Objective: Give the data below again exactly as it stands. Omit the pictures.
>> START Extracted information
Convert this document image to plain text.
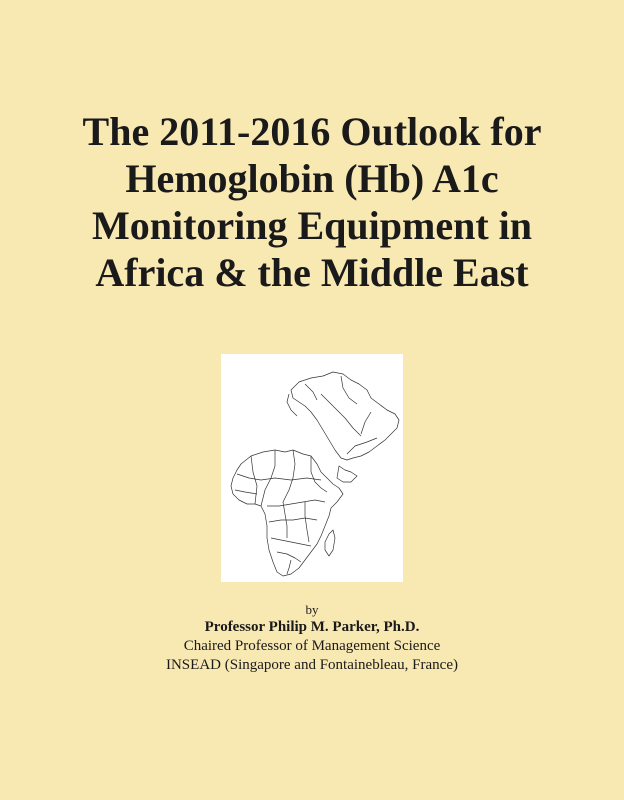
The 2011-2016 Outlook for
Hemoglobin (Hb) A1c
Monitoring Equipment in
Africa & the Middle East
by
Professor Philip M. Parker, Ph.D.
Chaired Professor of Management Science
INSEAD (Singapore and Fontainebleau, France)
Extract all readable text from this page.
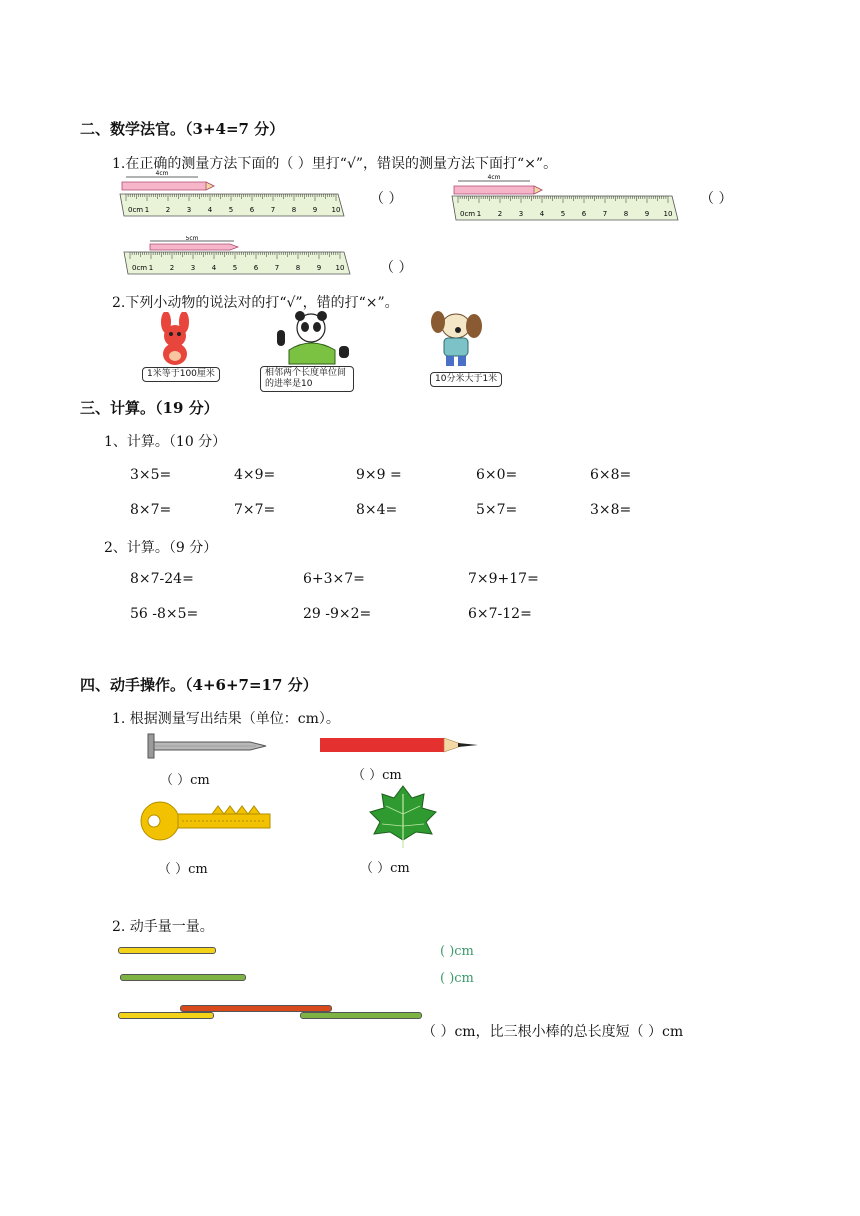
二、数学法官。（3+4=7 分）
1.在正确的测量方法下面的（ ）里打“√”，错误的测量方法下面打“×”。
4cm
0cm 1 2 3 4 5 6 7 8 9 10
（ ）
4cm
0cm 1 2 3 4 5 6 7 8 9 10
（ ）
5cm
0cm 1 2 3 4 5 6 7 8 9 10	（ ）
2.下列小动物的说法对的打“√”，错的打“×”。
1米等于100厘米	相邻两个长度单位间的进率是10	10分米大于1米
三、计算。（19 分）
1、计算。（10 分）
3×5=	4×9=	9×9 =	6×0=	6×8=
8×7=	7×7=	8×4=	5×7=	3×8=
2、计算。（9 分）
8×7-24=	6+3×7=	7×9+17=
56 -8×5=	29 -9×2=	6×7-12=
四、动手操作。（4+6+7=17 分）
1. 根据测量写出结果（单位：cm）。
（ ）cm	（ ）cm
（ ）cm	（ ）cm
2. 动手量一量。
( )cm
( )cm
（ ）cm，比三根小棒的总长度短（ ）cm
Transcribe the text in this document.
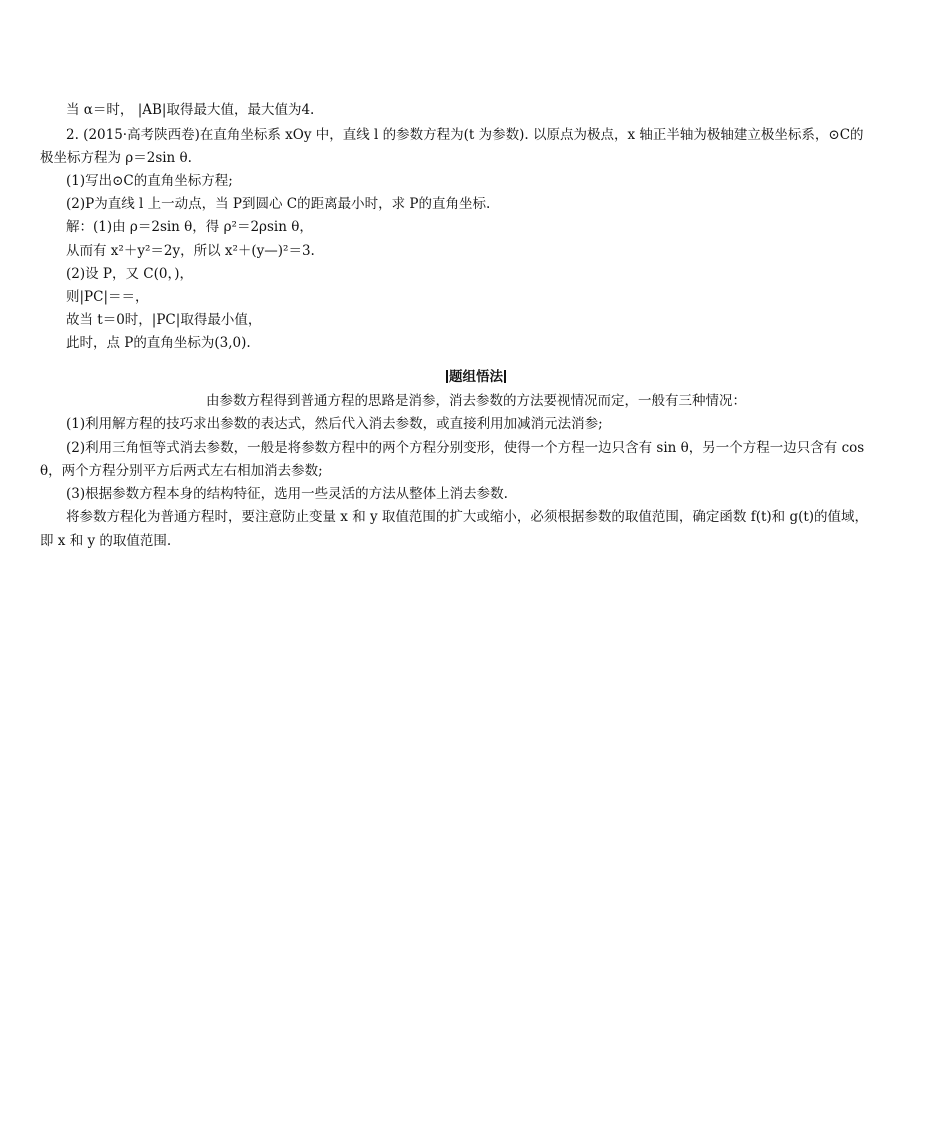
当 α＝时， |AB|取得最大值，最大值为4.
2. (2015·高考陕西卷)在直角坐标系 xOy 中，直线 l 的参数方程为(t 为参数). 以原点为极点，x 轴正半轴为极轴建立极坐标系，⊙C的
极坐标方程为 ρ＝2sin θ.
(1)写出⊙C的直角坐标方程;
(2)P为直线 l 上一动点，当 P到圆心 C的距离最小时，求 P的直角坐标.
解：(1)由 ρ＝2sin θ，得 ρ²＝2ρsin θ，
从而有 x²＋y²＝2y，所以 x²＋(y—)²＝3.
(2)设 P，又 C(0，)，
则|PC|＝＝，
故当 t＝0时，|PC|取得最小值，
此时，点 P的直角坐标为(3,0).
题组悟法
由参数方程得到普通方程的思路是消参，消去参数的方法要视情况而定，一般有三种情况：
(1)利用解方程的技巧求出参数的表达式，然后代入消去参数，或直接利用加减消元法消参;
(2)利用三角恒等式消去参数，一般是将参数方程中的两个方程分别变形，使得一个方程一边只含有 sin θ，另一个方程一边只含有 cos
θ，两个方程分别平方后两式左右相加消去参数;
(3)根据参数方程本身的结构特征，选用一些灵活的方法从整体上消去参数.
将参数方程化为普通方程时，要注意防止变量 x 和 y 取值范围的扩大或缩小，必须根据参数的取值范围，确定函数 f(t)和 g(t)的值域，
即 x 和 y 的取值范围.
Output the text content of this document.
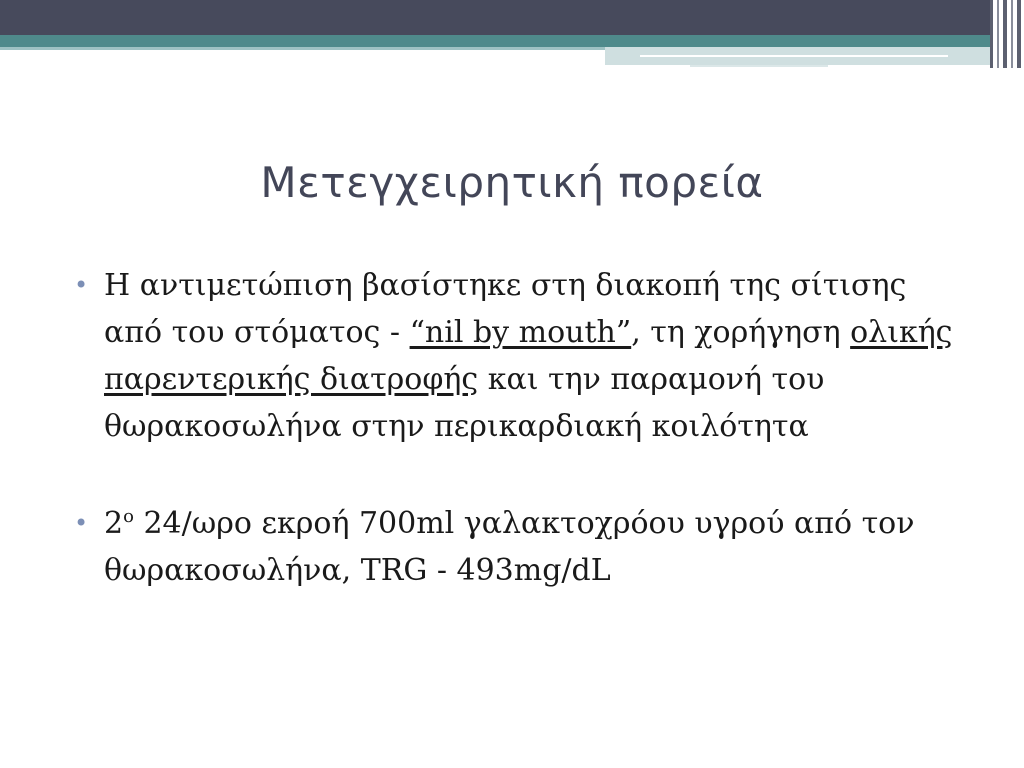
Μετεγχειρητική πορεία
• Η αντιμετώπιση βασίστηκε στη διακοπή της σίτισης από του στόματος - “nil by mouth”, τη χορήγηση ολικής παρεντερικής διατροφής και την παραμονή του θωρακοσωλήνα στην περικαρδιακή κοιλότητα
• $2^o$ 24/ωρο εκροή 700ml γαλακτοχρόου υγρού από τον θωρακοσωλήνα, TRG - 493mg/dL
>> END Extracted information
The response:
Convert this document image to plain text.
The 2011-2016 Outlook for
Hemoglobin (Hb) A1c
Monitoring Equipment in
Africa & the Middle East
by
Professor Philip M. Parker, Ph.D.
Chaired Professor of Management Science
INSEAD (Singapore and Fontainebleau, France)
Extract all readable text from this page.
二、数学法官。（3+4=7 分）
1.在正确的测量方法下面的（ ）里打“√”，错误的测量方法下面打“×”。
4cm
0cm 1 2 3 4 5 6 7 8 9 10
（ ）
4cm
0cm 1 2 3 4 5 6 7 8 9 10
（ ）
5cm
0cm 1 2 3 4 5 6 7 8 9 10	（ ）
2.下列小动物的说法对的打“√”，错的打“×”。
1米等于100厘米	相邻两个长度单位间的进率是10	10分米大于1米
三、计算。（19 分）
1、计算。（10 分）
3×5=	4×9=	9×9 =	6×0=	6×8=
8×7=	7×7=	8×4=	5×7=	3×8=
2、计算。（9 分）
8×7-24=	6+3×7=	7×9+17=
56 -8×5=	29 -9×2=	6×7-12=
四、动手操作。（4+6+7=17 分）
1. 根据测量写出结果（单位：cm）。
（ ）cm	（ ）cm
（ ）cm	（ ）cm
2. 动手量一量。
( )cm
( )cm
（ ）cm，比三根小棒的总长度短（ ）cm
Transcribe the text in this document.
当 α＝时， |AB|取得最大值，最大值为4.
2. (2015·高考陕西卷)在直角坐标系 xOy 中，直线 l 的参数方程为(t 为参数). 以原点为极点，x 轴正半轴为极轴建立极坐标系，⊙C的
极坐标方程为 ρ＝2sin θ.
(1)写出⊙C的直角坐标方程;
(2)P为直线 l 上一动点，当 P到圆心 C的距离最小时，求 P的直角坐标.
解：(1)由 ρ＝2sin θ，得 ρ²＝2ρsin θ，
从而有 x²＋y²＝2y，所以 x²＋(y—)²＝3.
(2)设 P，又 C(0，)，
则|PC|＝＝，
故当 t＝0时，|PC|取得最小值，
此时，点 P的直角坐标为(3,0).
题组悟法
由参数方程得到普通方程的思路是消参，消去参数的方法要视情况而定，一般有三种情况：
(1)利用解方程的技巧求出参数的表达式，然后代入消去参数，或直接利用加减消元法消参;
(2)利用三角恒等式消去参数，一般是将参数方程中的两个方程分别变形，使得一个方程一边只含有 sin θ，另一个方程一边只含有 cos
θ，两个方程分别平方后两式左右相加消去参数;
(3)根据参数方程本身的结构特征，选用一些灵活的方法从整体上消去参数.
将参数方程化为普通方程时，要注意防止变量 x 和 y 取值范围的扩大或缩小，必须根据参数的取值范围，确定函数 f(t)和 g(t)的值域，
即 x 和 y 的取值范围.
Output the text content of this document.
Μετεγχειρητική πορεία
• Η αντιμετώπιση βασίστηκε στη διακοπή της σίτισης από του στόματος - “nil by mouth”, τη χορήγηση ολικής παρεντερικής διατροφής και την παραμονή του θωρακοσωλήνα στην περικαρδιακή κοιλότητα
• $2^o$ 24/ωρο εκροή 700ml γαλακτοχρόου υγρού από τον θωρακοσωλήνα, TRG - 493mg/dL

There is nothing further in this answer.